══ LISTING

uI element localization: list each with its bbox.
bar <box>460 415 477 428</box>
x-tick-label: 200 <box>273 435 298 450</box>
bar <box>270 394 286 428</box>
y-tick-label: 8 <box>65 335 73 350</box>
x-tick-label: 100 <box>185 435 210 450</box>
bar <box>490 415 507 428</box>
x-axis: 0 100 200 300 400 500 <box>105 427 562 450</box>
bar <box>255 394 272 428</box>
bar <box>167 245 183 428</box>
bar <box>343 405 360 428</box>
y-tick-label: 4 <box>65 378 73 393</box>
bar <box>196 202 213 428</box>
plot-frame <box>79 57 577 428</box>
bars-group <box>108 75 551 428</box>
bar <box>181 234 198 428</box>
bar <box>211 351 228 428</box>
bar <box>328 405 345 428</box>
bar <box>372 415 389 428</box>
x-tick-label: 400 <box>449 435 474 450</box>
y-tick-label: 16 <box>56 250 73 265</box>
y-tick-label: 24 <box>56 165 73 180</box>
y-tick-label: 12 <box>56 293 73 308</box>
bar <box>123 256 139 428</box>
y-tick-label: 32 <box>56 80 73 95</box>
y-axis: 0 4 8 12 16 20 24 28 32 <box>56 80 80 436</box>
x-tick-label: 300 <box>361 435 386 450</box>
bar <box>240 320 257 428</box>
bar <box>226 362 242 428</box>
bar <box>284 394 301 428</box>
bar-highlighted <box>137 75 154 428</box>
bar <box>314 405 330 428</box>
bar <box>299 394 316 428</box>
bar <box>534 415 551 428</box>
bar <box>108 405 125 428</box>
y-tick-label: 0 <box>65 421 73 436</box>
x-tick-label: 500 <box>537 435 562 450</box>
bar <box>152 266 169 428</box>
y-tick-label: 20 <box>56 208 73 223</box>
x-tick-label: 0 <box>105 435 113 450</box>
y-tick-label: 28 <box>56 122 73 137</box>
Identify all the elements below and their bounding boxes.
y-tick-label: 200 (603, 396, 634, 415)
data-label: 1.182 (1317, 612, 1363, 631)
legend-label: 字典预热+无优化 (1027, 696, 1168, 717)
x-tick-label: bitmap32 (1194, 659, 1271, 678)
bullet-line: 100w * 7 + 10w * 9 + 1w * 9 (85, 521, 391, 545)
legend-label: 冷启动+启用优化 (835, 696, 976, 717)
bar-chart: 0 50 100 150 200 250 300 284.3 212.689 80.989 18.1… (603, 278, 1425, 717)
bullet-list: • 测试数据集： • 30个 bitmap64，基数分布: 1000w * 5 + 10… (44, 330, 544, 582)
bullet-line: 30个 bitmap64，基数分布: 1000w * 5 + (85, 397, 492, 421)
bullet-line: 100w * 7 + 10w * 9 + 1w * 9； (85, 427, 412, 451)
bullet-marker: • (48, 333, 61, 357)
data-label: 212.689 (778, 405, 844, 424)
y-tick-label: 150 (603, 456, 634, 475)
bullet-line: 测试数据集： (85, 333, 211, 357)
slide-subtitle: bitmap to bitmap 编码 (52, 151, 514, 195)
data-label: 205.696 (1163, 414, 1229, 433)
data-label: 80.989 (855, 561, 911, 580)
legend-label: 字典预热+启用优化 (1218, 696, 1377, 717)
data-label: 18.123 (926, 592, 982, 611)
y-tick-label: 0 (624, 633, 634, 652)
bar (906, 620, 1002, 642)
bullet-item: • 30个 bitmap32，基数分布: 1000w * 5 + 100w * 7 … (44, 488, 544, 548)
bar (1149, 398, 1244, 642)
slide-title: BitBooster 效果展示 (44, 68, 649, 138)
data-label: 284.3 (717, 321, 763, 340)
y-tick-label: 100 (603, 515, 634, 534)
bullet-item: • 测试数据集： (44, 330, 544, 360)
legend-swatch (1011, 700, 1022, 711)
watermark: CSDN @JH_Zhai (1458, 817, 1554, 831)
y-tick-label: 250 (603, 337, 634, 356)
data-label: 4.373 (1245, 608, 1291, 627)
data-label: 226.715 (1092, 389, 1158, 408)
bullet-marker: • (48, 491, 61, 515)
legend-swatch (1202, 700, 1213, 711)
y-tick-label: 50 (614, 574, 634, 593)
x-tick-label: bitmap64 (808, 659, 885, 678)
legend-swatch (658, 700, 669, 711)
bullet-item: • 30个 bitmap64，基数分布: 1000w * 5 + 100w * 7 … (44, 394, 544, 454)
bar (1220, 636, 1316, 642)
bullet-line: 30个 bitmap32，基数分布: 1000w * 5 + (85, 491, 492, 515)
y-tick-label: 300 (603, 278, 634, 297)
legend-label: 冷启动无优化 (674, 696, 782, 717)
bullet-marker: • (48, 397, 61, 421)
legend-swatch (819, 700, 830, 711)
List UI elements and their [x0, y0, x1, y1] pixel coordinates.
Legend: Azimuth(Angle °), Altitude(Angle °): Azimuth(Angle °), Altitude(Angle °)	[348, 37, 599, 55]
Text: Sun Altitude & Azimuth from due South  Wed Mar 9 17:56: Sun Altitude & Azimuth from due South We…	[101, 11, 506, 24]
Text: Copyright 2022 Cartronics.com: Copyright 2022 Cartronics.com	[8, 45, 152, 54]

════

• WRITTEN INSTRUCTION
Reproduce every line of the listing above verbatim, with nothing added or changed.

• ANSWER FOR THIS EXERCISE
uI element localization: list each with its bbox.
bar <box>460 415 477 428</box>
x-tick-label: 200 <box>273 435 298 450</box>
bar <box>270 394 286 428</box>
y-tick-label: 8 <box>65 335 73 350</box>
x-tick-label: 100 <box>185 435 210 450</box>
bar <box>490 415 507 428</box>
x-axis: 0 100 200 300 400 500 <box>105 427 562 450</box>
bar <box>255 394 272 428</box>
bar <box>167 245 183 428</box>
bar <box>343 405 360 428</box>
y-tick-label: 4 <box>65 378 73 393</box>
bar <box>196 202 213 428</box>
plot-frame <box>79 57 577 428</box>
bars-group <box>108 75 551 428</box>
bar <box>181 234 198 428</box>
bar <box>211 351 228 428</box>
bar <box>328 405 345 428</box>
bar <box>372 415 389 428</box>
x-tick-label: 400 <box>449 435 474 450</box>
y-tick-label: 16 <box>56 250 73 265</box>
y-tick-label: 24 <box>56 165 73 180</box>
y-tick-label: 12 <box>56 293 73 308</box>
bar <box>123 256 139 428</box>
y-tick-label: 32 <box>56 80 73 95</box>
y-axis: 0 4 8 12 16 20 24 28 32 <box>56 80 80 436</box>
x-tick-label: 300 <box>361 435 386 450</box>
bar <box>240 320 257 428</box>
bar <box>226 362 242 428</box>
bar <box>284 394 301 428</box>
bar-highlighted <box>137 75 154 428</box>
bar <box>314 405 330 428</box>
bar <box>299 394 316 428</box>
bar <box>534 415 551 428</box>
bar <box>108 405 125 428</box>
y-tick-label: 0 <box>65 421 73 436</box>
x-tick-label: 500 <box>537 435 562 450</box>
bar <box>152 266 169 428</box>
y-tick-label: 20 <box>56 208 73 223</box>
x-tick-label: 0 <box>105 435 113 450</box>
y-tick-label: 28 <box>56 122 73 137</box>
Identify all the elements below and their bounding boxes.
y-tick-label: 200 (603, 396, 634, 415)
data-label: 1.182 (1317, 612, 1363, 631)
legend-label: 字典预热+无优化 (1027, 696, 1168, 717)
x-tick-label: bitmap32 (1194, 659, 1271, 678)
bullet-line: 100w * 7 + 10w * 9 + 1w * 9 (85, 521, 391, 545)
legend-label: 冷启动+启用优化 (835, 696, 976, 717)
bar-chart: 0 50 100 150 200 250 300 284.3 212.689 80.989 18.1… (603, 278, 1425, 717)
bullet-list: • 测试数据集： • 30个 bitmap64，基数分布: 1000w * 5 + 10… (44, 330, 544, 582)
bullet-line: 30个 bitmap64，基数分布: 1000w * 5 + (85, 397, 492, 421)
bullet-line: 100w * 7 + 10w * 9 + 1w * 9； (85, 427, 412, 451)
bullet-marker: • (48, 333, 61, 357)
data-label: 212.689 (778, 405, 844, 424)
y-tick-label: 150 (603, 456, 634, 475)
bullet-line: 测试数据集： (85, 333, 211, 357)
slide-subtitle: bitmap to bitmap 编码 (52, 151, 514, 195)
data-label: 205.696 (1163, 414, 1229, 433)
data-label: 80.989 (855, 561, 911, 580)
legend-label: 字典预热+启用优化 (1218, 696, 1377, 717)
data-label: 18.123 (926, 592, 982, 611)
y-tick-label: 0 (624, 633, 634, 652)
bar (906, 620, 1002, 642)
bullet-item: • 30个 bitmap32，基数分布: 1000w * 5 + 100w * 7 … (44, 488, 544, 548)
bar (1149, 398, 1244, 642)
slide-title: BitBooster 效果展示 (44, 68, 649, 138)
data-label: 284.3 (717, 321, 763, 340)
y-tick-label: 100 (603, 515, 634, 534)
bullet-item: • 测试数据集： (44, 330, 544, 360)
legend-swatch (1011, 700, 1022, 711)
watermark: CSDN @JH_Zhai (1458, 817, 1554, 831)
y-tick-label: 250 (603, 337, 634, 356)
data-label: 4.373 (1245, 608, 1291, 627)
data-label: 226.715 (1092, 389, 1158, 408)
bullet-marker: • (48, 491, 61, 515)
legend-swatch (1202, 700, 1213, 711)
y-tick-label: 50 (614, 574, 634, 593)
x-tick-label: bitmap64 (808, 659, 885, 678)
legend-swatch (658, 700, 669, 711)
bullet-item: • 30个 bitmap64，基数分布: 1000w * 5 + 100w * 7 … (44, 394, 544, 454)
bar (1220, 636, 1316, 642)
bullet-line: 30个 bitmap32，基数分布: 1000w * 5 + (85, 491, 492, 515)
y-tick-label: 300 (603, 278, 634, 297)
legend-label: 冷启动无优化 (674, 696, 782, 717)
bullet-marker: • (48, 397, 61, 421)
legend-swatch (819, 700, 830, 711)
List UI elements and their [x0, y0, x1, y1] pixel coordinates.
Legend: Azimuth(Angle °), Altitude(Angle °): Azimuth(Angle °), Altitude(Angle °)	[348, 37, 599, 55]
Text: Sun Altitude & Azimuth from due South  Wed Mar 9 17:56: Sun Altitude & Azimuth from due South We…	[101, 11, 506, 24]
Text: Copyright 2022 Cartronics.com: Copyright 2022 Cartronics.com	[8, 45, 152, 54]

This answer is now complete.